§ **WHAT TO DO**
Please count the rows below that contain the string "name", and reply with the number alone.

Annotated region listings
__________________________________________________

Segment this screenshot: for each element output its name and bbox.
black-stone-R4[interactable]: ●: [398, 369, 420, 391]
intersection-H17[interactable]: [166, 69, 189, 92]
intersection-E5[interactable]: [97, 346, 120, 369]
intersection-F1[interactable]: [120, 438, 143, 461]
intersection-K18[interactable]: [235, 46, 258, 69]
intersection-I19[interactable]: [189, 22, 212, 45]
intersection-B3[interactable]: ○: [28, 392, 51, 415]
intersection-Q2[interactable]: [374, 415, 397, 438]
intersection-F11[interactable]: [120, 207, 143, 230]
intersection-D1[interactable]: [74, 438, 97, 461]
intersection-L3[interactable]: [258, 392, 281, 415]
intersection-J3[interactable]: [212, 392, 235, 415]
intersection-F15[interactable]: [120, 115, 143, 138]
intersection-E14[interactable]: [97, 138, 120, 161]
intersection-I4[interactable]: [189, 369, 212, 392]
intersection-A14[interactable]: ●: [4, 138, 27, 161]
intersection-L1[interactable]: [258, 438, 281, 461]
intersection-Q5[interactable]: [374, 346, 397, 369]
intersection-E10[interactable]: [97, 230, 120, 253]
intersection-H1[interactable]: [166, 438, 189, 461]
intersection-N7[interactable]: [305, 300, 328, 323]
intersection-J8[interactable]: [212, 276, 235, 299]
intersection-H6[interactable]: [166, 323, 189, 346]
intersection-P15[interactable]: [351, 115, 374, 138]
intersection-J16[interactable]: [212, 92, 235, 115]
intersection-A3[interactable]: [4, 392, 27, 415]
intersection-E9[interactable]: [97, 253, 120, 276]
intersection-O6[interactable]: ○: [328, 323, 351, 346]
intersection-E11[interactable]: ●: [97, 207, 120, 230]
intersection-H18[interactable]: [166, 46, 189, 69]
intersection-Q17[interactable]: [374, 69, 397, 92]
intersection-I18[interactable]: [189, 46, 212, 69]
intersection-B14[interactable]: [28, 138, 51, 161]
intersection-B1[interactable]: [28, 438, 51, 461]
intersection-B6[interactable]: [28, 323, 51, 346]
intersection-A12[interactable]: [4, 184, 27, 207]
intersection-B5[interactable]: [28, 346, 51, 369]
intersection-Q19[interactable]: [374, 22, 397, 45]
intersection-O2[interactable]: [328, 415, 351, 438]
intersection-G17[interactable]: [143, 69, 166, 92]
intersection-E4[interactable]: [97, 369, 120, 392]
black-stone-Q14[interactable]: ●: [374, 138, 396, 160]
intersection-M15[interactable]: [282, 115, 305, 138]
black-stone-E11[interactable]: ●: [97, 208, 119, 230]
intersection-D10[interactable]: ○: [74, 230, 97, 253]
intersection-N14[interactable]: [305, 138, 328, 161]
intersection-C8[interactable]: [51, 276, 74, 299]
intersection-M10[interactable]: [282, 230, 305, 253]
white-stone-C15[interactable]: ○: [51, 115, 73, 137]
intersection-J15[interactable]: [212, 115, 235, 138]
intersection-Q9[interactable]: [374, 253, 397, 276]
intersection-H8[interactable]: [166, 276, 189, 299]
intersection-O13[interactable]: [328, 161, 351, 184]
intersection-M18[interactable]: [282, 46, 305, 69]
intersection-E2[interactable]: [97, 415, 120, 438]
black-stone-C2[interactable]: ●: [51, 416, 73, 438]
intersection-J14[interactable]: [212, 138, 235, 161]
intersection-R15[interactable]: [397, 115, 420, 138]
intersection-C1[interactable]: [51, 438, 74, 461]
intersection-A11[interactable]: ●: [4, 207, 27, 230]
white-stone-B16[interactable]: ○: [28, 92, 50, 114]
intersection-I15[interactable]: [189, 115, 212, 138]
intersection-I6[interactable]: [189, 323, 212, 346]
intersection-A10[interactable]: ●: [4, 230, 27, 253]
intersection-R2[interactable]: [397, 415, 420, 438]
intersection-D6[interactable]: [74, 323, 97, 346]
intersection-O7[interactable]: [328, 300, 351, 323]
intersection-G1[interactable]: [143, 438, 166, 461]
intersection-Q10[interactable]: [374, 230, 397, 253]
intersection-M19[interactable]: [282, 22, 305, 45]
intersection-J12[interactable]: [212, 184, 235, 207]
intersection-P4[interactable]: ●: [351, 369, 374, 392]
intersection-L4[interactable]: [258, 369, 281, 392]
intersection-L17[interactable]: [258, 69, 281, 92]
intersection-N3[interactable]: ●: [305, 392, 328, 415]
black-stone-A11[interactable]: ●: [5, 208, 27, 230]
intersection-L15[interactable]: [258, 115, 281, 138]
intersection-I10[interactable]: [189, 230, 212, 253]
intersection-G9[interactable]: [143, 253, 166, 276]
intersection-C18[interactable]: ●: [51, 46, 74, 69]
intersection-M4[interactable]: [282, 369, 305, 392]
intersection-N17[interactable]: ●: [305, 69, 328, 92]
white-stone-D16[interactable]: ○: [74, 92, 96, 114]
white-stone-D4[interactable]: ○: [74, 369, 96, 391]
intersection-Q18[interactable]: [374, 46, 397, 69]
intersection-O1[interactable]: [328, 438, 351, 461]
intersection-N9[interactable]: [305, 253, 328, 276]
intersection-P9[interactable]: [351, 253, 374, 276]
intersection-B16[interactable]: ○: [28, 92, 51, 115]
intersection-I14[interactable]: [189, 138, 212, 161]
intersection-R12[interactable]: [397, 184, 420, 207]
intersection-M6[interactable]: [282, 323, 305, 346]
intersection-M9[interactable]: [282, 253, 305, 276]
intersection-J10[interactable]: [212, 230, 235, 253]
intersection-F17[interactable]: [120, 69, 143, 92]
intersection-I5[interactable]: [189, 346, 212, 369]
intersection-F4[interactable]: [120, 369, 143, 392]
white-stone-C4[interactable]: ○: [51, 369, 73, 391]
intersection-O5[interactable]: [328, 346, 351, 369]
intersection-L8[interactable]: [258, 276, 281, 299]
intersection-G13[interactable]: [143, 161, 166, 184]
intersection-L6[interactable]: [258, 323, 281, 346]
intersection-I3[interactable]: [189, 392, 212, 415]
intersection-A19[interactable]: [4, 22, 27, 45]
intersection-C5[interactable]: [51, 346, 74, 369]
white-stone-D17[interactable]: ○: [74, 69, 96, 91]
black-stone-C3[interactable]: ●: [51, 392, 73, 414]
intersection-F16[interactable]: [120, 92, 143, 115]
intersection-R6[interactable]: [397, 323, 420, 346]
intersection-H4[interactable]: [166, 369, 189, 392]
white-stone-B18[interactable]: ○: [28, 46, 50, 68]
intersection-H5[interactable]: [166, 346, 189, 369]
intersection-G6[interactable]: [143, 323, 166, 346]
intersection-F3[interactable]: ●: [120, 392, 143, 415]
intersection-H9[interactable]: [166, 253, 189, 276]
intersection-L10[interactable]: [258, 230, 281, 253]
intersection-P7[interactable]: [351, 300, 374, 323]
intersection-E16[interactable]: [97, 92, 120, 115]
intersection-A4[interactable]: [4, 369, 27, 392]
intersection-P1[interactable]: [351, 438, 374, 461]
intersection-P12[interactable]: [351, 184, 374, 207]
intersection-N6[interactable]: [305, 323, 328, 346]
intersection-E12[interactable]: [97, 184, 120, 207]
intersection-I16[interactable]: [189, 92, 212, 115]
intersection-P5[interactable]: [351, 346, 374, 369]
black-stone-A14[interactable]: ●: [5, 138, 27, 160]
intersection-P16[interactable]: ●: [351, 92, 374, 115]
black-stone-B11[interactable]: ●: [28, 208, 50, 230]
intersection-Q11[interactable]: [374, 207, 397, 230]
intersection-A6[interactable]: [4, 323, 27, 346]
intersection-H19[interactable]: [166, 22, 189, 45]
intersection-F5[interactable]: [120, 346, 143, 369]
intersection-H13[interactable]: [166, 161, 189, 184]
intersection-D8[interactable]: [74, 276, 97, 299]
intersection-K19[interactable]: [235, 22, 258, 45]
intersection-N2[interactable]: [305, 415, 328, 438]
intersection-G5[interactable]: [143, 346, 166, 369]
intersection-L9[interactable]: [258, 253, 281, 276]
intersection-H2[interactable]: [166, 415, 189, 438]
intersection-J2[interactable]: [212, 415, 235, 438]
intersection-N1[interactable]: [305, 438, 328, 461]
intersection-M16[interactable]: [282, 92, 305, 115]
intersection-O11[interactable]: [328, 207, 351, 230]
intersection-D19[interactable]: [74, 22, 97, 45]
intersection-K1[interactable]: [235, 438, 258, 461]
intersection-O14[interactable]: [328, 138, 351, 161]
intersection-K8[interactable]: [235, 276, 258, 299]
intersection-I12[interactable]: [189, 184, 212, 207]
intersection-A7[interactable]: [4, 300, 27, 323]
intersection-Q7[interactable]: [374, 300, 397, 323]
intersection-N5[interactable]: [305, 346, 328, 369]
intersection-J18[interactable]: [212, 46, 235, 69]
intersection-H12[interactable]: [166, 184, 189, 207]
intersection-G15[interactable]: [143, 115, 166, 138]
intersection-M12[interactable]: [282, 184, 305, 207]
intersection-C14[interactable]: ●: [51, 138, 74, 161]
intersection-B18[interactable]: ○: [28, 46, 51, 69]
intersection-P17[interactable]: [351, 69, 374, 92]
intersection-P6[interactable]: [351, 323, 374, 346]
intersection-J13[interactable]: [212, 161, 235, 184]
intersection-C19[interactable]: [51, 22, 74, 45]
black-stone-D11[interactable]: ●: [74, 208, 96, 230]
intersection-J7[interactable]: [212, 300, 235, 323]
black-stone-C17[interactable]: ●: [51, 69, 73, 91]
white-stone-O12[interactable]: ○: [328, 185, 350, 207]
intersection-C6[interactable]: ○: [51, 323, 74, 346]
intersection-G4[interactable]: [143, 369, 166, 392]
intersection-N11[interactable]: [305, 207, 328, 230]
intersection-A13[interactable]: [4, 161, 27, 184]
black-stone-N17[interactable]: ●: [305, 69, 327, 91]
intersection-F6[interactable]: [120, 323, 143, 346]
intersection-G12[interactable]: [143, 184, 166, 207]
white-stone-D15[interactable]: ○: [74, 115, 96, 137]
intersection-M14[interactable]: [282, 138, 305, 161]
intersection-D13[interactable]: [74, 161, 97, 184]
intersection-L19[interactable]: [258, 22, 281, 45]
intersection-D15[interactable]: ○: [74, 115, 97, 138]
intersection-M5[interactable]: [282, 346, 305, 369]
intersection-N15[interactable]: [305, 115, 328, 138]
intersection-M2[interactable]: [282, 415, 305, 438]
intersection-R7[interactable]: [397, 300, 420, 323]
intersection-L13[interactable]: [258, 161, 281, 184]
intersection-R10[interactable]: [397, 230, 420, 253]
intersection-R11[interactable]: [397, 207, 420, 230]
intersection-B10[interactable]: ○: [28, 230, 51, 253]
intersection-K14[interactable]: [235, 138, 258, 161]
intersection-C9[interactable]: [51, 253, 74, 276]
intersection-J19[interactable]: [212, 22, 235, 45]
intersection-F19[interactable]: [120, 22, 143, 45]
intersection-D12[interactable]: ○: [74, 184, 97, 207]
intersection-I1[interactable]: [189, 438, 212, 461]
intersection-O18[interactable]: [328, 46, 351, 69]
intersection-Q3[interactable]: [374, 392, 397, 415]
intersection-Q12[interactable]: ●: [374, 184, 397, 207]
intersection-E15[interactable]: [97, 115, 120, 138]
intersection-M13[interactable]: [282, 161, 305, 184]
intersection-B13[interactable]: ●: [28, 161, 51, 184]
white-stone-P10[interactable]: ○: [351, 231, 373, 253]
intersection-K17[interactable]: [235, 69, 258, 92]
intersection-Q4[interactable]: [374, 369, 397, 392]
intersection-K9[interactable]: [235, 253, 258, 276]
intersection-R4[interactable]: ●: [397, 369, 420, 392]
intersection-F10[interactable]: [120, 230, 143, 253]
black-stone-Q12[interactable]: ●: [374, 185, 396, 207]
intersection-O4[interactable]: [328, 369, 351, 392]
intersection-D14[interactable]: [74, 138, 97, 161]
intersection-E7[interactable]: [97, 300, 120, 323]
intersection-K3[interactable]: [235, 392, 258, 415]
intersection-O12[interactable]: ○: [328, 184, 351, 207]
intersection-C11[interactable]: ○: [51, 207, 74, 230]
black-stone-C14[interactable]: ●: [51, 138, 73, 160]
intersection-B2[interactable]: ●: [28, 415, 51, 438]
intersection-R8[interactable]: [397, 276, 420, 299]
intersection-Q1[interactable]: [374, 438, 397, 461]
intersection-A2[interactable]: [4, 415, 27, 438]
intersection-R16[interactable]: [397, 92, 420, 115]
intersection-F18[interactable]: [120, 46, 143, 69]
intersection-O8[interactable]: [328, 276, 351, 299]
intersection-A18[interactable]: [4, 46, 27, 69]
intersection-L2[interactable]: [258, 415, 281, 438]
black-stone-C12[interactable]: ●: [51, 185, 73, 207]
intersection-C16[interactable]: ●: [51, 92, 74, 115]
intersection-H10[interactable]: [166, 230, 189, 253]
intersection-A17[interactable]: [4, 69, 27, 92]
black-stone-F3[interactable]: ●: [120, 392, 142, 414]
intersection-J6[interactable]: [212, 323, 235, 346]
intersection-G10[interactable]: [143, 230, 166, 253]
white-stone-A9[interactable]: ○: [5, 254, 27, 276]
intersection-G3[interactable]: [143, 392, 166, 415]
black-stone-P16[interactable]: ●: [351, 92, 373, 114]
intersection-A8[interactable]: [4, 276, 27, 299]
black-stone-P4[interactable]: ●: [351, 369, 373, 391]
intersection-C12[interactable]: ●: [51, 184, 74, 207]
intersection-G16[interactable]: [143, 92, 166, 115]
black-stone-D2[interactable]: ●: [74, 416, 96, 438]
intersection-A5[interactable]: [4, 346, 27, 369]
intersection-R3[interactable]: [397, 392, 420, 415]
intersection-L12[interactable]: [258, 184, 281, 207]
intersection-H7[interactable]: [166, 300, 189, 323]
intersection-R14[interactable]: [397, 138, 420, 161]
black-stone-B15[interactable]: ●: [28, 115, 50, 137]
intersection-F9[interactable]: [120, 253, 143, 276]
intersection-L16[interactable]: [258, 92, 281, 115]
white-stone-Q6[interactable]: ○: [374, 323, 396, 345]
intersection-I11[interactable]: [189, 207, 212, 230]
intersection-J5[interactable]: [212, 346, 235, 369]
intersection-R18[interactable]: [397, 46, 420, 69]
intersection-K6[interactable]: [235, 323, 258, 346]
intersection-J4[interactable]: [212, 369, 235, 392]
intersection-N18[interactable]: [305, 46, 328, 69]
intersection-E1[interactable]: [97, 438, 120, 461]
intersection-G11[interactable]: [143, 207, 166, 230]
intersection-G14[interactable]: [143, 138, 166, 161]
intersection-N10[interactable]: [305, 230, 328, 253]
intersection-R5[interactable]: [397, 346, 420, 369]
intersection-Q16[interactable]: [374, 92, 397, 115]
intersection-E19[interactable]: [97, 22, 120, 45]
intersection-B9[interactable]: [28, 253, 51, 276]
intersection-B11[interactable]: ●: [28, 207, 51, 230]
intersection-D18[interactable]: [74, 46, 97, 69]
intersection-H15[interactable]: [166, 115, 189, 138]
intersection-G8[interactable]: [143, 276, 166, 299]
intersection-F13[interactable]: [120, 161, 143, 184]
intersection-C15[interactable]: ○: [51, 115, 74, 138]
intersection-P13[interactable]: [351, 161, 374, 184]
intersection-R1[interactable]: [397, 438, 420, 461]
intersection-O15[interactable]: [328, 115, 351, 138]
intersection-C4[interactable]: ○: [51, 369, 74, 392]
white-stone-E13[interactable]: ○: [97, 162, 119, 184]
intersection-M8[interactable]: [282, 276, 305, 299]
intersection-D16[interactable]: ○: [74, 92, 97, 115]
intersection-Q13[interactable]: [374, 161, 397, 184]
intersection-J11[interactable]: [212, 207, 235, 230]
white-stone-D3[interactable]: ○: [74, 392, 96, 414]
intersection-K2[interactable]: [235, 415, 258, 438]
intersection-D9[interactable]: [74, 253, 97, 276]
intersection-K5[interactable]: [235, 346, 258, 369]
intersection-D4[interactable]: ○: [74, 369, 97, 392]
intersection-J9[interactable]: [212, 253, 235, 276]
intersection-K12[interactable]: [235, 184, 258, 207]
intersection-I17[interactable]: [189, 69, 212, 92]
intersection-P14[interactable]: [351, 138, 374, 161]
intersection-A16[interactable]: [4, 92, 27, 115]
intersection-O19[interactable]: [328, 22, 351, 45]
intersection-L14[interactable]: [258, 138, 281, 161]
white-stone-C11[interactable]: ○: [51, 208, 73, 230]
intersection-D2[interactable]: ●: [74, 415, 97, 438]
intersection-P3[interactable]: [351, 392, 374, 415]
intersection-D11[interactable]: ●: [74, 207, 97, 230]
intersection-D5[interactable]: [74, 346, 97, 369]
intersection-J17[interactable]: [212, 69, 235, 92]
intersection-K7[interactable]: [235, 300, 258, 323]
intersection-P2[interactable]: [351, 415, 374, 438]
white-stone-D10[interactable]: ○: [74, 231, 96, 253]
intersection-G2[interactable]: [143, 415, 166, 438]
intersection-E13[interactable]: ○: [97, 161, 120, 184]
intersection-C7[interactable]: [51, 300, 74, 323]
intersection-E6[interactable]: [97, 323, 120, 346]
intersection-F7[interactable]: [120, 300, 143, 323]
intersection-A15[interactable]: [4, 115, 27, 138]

__________________________________________________

§ **WRITTEN SOLUTION**
1